> [GIVEN INSTRUCTION]
Pull out the stretch from the start of the listing through the line containing "776, 651, 788]", both ends included, and copy those lines unchanged.

** start of DATASET EXCERPTS **

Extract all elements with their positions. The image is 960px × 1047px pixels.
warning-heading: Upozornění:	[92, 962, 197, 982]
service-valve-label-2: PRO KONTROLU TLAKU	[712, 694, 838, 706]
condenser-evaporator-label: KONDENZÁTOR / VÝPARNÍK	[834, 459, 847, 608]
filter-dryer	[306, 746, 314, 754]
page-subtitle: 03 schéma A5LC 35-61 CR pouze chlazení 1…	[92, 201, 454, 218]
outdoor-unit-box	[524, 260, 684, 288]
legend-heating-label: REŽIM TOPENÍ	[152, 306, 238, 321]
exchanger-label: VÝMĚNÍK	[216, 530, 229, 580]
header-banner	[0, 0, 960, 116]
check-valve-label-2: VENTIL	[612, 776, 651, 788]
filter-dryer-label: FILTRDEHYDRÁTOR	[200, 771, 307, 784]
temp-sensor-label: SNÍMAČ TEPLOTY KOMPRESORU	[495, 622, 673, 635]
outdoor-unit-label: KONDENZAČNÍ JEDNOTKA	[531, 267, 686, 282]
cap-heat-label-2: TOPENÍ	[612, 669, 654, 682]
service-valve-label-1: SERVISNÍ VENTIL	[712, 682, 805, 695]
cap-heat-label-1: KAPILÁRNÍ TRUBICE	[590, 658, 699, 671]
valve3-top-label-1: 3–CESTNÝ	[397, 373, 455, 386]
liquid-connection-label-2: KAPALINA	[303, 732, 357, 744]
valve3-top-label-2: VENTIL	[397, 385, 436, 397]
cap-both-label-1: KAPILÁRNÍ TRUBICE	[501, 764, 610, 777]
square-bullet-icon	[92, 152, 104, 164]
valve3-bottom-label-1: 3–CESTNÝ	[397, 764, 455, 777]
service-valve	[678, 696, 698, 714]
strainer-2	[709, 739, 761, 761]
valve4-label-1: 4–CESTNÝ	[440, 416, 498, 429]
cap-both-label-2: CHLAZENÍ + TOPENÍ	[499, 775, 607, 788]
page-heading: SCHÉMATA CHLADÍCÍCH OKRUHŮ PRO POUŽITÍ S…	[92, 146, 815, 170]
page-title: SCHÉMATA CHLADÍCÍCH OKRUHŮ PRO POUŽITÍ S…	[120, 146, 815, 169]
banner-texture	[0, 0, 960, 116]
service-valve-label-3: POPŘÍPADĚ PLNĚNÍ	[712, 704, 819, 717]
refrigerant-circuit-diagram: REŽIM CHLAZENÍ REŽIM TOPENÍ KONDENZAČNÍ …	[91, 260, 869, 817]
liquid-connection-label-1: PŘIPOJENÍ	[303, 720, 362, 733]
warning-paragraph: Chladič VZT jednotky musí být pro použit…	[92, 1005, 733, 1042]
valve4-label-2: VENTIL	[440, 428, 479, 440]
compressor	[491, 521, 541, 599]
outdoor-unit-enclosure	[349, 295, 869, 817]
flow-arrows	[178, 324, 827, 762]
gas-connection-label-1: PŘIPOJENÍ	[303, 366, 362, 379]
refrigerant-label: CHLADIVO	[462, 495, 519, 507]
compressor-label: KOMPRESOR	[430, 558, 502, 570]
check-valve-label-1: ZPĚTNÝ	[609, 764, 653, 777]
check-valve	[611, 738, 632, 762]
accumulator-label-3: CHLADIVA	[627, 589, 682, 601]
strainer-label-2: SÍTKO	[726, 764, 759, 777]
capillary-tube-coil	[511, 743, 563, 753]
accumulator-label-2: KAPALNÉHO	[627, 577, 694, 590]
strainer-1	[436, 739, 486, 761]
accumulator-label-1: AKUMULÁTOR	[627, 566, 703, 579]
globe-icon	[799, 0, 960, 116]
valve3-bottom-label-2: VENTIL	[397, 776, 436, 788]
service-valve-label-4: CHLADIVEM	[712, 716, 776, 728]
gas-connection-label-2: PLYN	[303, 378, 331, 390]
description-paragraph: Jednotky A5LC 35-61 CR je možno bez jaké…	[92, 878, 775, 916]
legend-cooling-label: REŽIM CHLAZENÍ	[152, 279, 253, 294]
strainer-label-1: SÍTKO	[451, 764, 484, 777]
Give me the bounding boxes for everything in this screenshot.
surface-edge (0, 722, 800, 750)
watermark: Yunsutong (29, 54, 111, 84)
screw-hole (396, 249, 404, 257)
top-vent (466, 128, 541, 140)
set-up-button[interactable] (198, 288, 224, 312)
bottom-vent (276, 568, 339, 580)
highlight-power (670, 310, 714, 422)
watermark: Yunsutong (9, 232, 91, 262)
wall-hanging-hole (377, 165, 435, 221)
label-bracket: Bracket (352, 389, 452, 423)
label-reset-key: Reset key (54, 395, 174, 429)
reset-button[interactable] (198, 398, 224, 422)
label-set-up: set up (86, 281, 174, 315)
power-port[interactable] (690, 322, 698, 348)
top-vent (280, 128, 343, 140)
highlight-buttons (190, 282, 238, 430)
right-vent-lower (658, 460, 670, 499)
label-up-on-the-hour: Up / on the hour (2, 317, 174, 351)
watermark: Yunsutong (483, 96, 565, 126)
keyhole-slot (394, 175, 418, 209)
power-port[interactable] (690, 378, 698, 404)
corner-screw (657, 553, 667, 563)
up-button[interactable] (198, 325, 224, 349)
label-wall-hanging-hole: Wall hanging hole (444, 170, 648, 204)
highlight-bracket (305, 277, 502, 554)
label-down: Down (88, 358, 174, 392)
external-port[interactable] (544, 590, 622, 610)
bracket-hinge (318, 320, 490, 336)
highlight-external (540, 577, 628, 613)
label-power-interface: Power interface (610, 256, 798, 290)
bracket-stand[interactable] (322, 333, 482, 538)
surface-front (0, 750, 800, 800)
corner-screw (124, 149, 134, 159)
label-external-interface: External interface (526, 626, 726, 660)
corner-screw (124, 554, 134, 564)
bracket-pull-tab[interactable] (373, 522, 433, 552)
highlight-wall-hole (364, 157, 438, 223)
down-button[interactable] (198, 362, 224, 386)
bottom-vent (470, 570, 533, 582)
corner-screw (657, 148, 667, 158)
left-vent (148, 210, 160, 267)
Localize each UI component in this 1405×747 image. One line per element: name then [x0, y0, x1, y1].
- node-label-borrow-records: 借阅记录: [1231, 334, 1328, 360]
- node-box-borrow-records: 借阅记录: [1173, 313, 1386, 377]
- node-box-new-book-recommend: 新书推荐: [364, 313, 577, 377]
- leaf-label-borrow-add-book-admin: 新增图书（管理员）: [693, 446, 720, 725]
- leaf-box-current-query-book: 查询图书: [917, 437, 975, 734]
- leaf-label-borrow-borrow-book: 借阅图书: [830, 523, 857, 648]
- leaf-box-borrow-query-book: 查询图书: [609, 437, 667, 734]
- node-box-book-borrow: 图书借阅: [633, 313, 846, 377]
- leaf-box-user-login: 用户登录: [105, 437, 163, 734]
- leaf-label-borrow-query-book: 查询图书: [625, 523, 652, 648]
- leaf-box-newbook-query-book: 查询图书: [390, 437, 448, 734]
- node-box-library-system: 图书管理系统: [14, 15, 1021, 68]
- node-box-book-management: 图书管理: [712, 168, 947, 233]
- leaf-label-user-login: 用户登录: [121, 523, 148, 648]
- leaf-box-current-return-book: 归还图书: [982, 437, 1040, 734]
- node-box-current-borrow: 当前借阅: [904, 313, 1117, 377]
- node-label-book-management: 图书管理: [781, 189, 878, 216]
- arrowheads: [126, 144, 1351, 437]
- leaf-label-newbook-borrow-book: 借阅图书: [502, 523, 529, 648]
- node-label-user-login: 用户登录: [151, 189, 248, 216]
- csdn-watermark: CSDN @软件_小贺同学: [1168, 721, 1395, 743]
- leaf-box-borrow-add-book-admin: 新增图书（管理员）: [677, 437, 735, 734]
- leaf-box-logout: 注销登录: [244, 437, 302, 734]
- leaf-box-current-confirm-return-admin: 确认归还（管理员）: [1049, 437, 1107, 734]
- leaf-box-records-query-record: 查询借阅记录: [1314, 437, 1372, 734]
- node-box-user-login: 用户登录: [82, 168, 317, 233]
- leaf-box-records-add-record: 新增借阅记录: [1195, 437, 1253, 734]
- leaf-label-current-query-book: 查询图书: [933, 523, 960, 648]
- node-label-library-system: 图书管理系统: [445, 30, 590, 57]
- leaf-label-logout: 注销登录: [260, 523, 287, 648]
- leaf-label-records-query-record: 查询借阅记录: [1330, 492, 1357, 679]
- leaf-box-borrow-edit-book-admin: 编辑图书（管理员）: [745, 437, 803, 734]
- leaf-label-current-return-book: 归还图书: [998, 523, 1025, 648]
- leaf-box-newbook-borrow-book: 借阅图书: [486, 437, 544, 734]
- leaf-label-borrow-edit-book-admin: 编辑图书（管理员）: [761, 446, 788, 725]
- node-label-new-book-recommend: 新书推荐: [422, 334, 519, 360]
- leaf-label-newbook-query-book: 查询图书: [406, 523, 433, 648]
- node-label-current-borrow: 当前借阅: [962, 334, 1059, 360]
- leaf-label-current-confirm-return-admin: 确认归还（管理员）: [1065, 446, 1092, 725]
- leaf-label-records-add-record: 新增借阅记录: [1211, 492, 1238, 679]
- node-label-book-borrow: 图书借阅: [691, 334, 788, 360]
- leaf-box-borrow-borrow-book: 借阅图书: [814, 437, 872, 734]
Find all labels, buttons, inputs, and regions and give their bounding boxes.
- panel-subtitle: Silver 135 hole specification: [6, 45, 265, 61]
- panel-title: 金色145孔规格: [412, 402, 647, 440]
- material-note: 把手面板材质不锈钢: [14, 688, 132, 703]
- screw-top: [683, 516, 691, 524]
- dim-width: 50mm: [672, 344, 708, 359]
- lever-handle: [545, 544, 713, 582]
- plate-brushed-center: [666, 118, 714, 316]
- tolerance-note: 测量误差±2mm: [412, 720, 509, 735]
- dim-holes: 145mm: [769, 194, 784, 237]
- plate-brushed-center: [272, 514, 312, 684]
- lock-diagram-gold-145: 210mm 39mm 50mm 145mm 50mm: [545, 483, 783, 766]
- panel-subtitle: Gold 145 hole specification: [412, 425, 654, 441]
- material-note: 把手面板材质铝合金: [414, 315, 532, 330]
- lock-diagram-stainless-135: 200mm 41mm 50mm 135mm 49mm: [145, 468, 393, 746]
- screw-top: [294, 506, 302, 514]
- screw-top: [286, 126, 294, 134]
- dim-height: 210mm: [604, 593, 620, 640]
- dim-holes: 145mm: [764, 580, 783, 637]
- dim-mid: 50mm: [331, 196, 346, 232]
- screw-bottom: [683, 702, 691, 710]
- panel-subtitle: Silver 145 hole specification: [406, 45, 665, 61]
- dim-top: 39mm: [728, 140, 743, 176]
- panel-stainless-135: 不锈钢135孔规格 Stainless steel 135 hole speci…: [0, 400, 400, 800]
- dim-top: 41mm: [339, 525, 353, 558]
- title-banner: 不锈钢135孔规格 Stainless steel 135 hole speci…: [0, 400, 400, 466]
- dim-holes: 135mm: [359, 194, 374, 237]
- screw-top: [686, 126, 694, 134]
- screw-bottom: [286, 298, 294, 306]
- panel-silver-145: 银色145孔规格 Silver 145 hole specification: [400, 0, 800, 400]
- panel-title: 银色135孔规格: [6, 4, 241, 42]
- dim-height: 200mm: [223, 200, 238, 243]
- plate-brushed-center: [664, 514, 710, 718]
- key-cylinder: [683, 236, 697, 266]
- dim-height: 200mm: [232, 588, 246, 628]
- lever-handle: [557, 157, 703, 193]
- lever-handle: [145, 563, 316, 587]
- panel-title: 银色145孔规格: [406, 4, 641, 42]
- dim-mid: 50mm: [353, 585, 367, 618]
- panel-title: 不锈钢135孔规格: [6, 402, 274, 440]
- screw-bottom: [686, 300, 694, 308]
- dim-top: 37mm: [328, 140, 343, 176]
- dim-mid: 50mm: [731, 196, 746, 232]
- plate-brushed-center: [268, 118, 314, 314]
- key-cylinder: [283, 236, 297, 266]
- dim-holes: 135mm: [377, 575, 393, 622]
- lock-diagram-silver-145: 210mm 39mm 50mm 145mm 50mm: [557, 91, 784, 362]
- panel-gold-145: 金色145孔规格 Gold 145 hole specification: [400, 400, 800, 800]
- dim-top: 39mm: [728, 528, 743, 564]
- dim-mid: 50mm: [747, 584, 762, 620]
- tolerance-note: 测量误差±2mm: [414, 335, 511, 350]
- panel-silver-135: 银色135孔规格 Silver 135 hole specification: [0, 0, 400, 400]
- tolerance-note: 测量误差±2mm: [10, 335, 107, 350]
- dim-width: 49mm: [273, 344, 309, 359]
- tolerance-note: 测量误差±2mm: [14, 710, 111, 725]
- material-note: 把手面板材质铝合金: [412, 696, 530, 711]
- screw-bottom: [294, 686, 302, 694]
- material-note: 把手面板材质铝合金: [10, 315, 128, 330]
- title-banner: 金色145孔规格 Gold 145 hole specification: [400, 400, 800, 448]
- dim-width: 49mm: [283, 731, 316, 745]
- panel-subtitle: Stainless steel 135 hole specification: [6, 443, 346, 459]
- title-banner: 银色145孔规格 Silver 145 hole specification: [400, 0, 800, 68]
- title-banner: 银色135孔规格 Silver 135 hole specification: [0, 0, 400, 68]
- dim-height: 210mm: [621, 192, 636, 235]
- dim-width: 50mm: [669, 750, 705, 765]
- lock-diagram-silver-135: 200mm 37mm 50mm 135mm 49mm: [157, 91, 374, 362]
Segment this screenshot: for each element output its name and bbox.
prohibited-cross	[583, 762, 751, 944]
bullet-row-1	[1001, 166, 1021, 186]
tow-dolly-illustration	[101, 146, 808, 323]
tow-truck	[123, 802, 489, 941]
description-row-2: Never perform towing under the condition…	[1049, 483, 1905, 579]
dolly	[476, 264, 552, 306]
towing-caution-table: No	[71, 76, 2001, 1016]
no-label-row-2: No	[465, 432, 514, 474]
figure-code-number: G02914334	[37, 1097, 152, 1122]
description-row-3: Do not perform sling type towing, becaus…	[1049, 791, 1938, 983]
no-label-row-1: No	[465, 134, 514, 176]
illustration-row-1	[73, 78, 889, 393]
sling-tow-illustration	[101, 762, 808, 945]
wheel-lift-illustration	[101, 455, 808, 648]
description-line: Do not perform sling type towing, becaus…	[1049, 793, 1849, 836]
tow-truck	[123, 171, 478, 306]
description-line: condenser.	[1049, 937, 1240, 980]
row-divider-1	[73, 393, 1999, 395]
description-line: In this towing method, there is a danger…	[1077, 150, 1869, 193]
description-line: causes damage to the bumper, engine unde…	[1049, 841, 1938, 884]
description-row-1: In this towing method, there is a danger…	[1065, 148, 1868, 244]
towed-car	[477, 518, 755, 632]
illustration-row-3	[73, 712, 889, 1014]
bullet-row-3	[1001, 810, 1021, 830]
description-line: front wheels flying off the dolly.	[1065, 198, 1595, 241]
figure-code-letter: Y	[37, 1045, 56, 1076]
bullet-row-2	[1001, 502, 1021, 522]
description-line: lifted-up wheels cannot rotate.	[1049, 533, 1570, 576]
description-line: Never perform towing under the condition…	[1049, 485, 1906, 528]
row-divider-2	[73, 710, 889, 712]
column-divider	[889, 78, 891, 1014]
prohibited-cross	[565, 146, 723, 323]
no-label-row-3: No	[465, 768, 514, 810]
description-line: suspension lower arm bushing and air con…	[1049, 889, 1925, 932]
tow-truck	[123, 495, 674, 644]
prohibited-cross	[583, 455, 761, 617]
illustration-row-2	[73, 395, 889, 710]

** end of DATASET EXCERPTS **

> [PROBLEM SOLUTION]
Extract all elements with their positions. The image is 960px × 1047px pixels.
warning-heading: Upozornění:	[92, 962, 197, 982]
service-valve-label-2: PRO KONTROLU TLAKU	[712, 694, 838, 706]
condenser-evaporator-label: KONDENZÁTOR / VÝPARNÍK	[834, 459, 847, 608]
filter-dryer	[306, 746, 314, 754]
page-subtitle: 03 schéma A5LC 35-61 CR pouze chlazení 1…	[92, 201, 454, 218]
outdoor-unit-box	[524, 260, 684, 288]
legend-heating-label: REŽIM TOPENÍ	[152, 306, 238, 321]
exchanger-label: VÝMĚNÍK	[216, 530, 229, 580]
header-banner	[0, 0, 960, 116]
check-valve-label-2: VENTIL	[612, 776, 651, 788]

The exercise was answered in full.